» **The exercise**:
Reproduce all the entries exactly.

(Stored records)
┄┄┄┄┄┄┄┄┄┄

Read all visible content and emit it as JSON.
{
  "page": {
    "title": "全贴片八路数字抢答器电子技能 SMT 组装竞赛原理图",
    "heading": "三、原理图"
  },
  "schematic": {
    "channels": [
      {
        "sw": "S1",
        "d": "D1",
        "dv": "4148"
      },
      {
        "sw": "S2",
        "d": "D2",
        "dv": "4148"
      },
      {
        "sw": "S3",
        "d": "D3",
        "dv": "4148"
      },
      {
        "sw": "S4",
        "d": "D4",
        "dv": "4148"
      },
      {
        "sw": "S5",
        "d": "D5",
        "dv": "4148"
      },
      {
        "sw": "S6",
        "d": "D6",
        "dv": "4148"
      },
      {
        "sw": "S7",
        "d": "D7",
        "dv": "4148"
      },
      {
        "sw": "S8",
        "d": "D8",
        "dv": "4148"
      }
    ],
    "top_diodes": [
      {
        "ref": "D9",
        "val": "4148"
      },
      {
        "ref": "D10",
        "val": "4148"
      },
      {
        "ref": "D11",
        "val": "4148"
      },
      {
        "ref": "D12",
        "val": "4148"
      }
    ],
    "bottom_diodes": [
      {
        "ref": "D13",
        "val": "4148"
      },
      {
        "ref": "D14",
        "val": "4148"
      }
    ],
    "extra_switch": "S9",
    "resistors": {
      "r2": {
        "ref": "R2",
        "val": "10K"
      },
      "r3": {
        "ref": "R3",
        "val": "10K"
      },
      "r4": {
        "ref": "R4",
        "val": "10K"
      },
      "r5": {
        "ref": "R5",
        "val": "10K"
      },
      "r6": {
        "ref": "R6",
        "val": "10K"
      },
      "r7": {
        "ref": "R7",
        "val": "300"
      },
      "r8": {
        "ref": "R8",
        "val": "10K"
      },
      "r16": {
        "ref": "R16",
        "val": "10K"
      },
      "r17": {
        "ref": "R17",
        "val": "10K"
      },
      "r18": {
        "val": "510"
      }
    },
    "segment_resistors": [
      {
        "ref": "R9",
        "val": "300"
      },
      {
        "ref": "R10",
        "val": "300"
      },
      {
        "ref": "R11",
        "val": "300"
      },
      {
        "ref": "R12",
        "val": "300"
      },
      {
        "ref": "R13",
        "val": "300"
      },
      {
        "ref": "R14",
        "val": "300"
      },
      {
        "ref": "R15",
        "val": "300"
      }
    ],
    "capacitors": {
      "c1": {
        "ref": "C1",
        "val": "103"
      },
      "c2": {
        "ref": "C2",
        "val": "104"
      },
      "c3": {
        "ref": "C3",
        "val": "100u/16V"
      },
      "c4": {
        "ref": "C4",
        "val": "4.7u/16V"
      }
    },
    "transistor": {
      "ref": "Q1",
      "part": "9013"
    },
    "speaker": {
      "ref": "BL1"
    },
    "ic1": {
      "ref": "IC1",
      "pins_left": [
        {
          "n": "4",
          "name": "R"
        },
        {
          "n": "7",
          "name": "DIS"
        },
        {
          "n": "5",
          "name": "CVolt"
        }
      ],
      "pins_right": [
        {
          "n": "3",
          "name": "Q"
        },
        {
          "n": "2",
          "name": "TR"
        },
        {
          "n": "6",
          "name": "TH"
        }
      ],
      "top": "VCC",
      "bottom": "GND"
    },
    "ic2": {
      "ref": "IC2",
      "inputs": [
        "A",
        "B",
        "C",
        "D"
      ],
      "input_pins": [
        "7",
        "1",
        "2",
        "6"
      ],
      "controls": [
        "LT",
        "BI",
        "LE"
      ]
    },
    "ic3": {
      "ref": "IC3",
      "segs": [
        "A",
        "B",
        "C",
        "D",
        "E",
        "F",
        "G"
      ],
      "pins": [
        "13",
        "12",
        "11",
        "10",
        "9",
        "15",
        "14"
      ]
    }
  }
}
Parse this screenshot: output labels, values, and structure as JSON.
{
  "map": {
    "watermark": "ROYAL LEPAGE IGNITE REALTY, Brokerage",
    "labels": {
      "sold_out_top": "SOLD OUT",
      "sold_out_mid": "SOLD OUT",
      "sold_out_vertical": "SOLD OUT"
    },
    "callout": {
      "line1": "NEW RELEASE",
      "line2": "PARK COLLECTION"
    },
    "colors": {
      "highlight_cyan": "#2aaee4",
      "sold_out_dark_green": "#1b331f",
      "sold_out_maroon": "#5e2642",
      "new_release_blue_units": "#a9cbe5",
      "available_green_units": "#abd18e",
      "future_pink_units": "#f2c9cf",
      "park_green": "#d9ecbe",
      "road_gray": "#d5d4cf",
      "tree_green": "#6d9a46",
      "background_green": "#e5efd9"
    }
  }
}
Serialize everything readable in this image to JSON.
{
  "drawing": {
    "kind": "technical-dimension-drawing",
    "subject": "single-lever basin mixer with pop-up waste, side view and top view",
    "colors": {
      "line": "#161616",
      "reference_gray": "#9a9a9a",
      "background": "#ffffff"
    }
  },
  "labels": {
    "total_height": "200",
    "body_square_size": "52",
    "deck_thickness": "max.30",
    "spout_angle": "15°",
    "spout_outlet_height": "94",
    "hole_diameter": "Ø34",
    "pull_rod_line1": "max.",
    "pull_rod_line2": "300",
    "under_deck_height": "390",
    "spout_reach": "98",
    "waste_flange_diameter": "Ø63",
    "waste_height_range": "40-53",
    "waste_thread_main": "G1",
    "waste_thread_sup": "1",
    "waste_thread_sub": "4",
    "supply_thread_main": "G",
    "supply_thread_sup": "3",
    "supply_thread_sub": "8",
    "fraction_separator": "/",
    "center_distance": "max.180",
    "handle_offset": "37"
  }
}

┄┄┄┄┄┄┄┄┄┄

» **Reply**:
Read all visible content and emit it as JSON.
{
  "page": {
    "title": "全贴片八路数字抢答器电子技能 SMT 组装竞赛原理图",
    "heading": "三、原理图"
  },
  "schematic": {
    "channels": [
      {
        "sw": "S1",
        "d": "D1",
        "dv": "4148"
      },
      {
        "sw": "S2",
        "d": "D2",
        "dv": "4148"
      },
      {
        "sw": "S3",
        "d": "D3",
        "dv": "4148"
      },
      {
        "sw": "S4",
        "d": "D4",
        "dv": "4148"
      },
      {
        "sw": "S5",
        "d": "D5",
        "dv": "4148"
      },
      {
        "sw": "S6",
        "d": "D6",
        "dv": "4148"
      },
      {
        "sw": "S7",
        "d": "D7",
        "dv": "4148"
      },
      {
        "sw": "S8",
        "d": "D8",
        "dv": "4148"
      }
    ],
    "top_diodes": [
      {
        "ref": "D9",
        "val": "4148"
      },
      {
        "ref": "D10",
        "val": "4148"
      },
      {
        "ref": "D11",
        "val": "4148"
      },
      {
        "ref": "D12",
        "val": "4148"
      }
    ],
    "bottom_diodes": [
      {
        "ref": "D13",
        "val": "4148"
      },
      {
        "ref": "D14",
        "val": "4148"
      }
    ],
    "extra_switch": "S9",
    "resistors": {
      "r2": {
        "ref": "R2",
        "val": "10K"
      },
      "r3": {
        "ref": "R3",
        "val": "10K"
      },
      "r4": {
        "ref": "R4",
        "val": "10K"
      },
      "r5": {
        "ref": "R5",
        "val": "10K"
      },
      "r6": {
        "ref": "R6",
        "val": "10K"
      },
      "r7": {
        "ref": "R7",
        "val": "300"
      },
      "r8": {
        "ref": "R8",
        "val": "10K"
      },
      "r16": {
        "ref": "R16",
        "val": "10K"
      },
      "r17": {
        "ref": "R17",
        "val": "10K"
      },
      "r18": {
        "val": "510"
      }
    },
    "segment_resistors": [
      {
        "ref": "R9",
        "val": "300"
      },
      {
        "ref": "R10",
        "val": "300"
      },
      {
        "ref": "R11",
        "val": "300"
      },
      {
        "ref": "R12",
        "val": "300"
      },
      {
        "ref": "R13",
        "val": "300"
      },
      {
        "ref": "R14",
        "val": "300"
      },
      {
        "ref": "R15",
        "val": "300"
      }
    ],
    "capacitors": {
      "c1": {
        "ref": "C1",
        "val": "103"
      },
      "c2": {
        "ref": "C2",
        "val": "104"
      },
      "c3": {
        "ref": "C3",
        "val": "100u/16V"
      },
      "c4": {
        "ref": "C4",
        "val": "4.7u/16V"
      }
    },
    "transistor": {
      "ref": "Q1",
      "part": "9013"
    },
    "speaker": {
      "ref": "BL1"
    },
    "ic1": {
      "ref": "IC1",
      "pins_left": [
        {
          "n": "4",
          "name": "R"
        },
        {
          "n": "7",
          "name": "DIS"
        },
        {
          "n": "5",
          "name": "CVolt"
        }
      ],
      "pins_right": [
        {
          "n": "3",
          "name": "Q"
        },
        {
          "n": "2",
          "name": "TR"
        },
        {
          "n": "6",
          "name": "TH"
        }
      ],
      "top": "VCC",
      "bottom": "GND"
    },
    "ic2": {
      "ref": "IC2",
      "inputs": [
        "A",
        "B",
        "C",
        "D"
      ],
      "input_pins": [
        "7",
        "1",
        "2",
        "6"
      ],
      "controls": [
        "LT",
        "BI",
        "LE"
      ]
    },
    "ic3": {
      "ref": "IC3",
      "segs": [
        "A",
        "B",
        "C",
        "D",
        "E",
        "F",
        "G"
      ],
      "pins": [
        "13",
        "12",
        "11",
        "10",
        "9",
        "15",
        "14"
      ]
    }
  }
}
Parse this screenshot: output labels, values, and structure as JSON.
{
  "map": {
    "watermark": "ROYAL LEPAGE IGNITE REALTY, Brokerage",
    "labels": {
      "sold_out_top": "SOLD OUT",
      "sold_out_mid": "SOLD OUT",
      "sold_out_vertical": "SOLD OUT"
    },
    "callout": {
      "line1": "NEW RELEASE",
      "line2": "PARK COLLECTION"
    },
    "colors": {
      "highlight_cyan": "#2aaee4",
      "sold_out_dark_green": "#1b331f",
      "sold_out_maroon": "#5e2642",
      "new_release_blue_units": "#a9cbe5",
      "available_green_units": "#abd18e",
      "future_pink_units": "#f2c9cf",
      "park_green": "#d9ecbe",
      "road_gray": "#d5d4cf",
      "tree_green": "#6d9a46",
      "background_green": "#e5efd9"
    }
  }
}
Serialize everything readable in this image to JSON.
{
  "drawing": {
    "kind": "technical-dimension-drawing",
    "subject": "single-lever basin mixer with pop-up waste, side view and top view",
    "colors": {
      "line": "#161616",
      "reference_gray": "#9a9a9a",
      "background": "#ffffff"
    }
  },
  "labels": {
    "total_height": "200",
    "body_square_size": "52",
    "deck_thickness": "max.30",
    "spout_angle": "15°",
    "spout_outlet_height": "94",
    "hole_diameter": "Ø34",
    "pull_rod_line1": "max.",
    "pull_rod_line2": "300",
    "under_deck_height": "390",
    "spout_reach": "98",
    "waste_flange_diameter": "Ø63",
    "waste_height_range": "40-53",
    "waste_thread_main": "G1",
    "waste_thread_sup": "1",
    "waste_thread_sub": "4",
    "supply_thread_main": "G",
    "supply_thread_sup": "3",
    "supply_thread_sub": "8",
    "fraction_separator": "/",
    "center_distance": "max.180",
    "handle_offset": "37"
  }
}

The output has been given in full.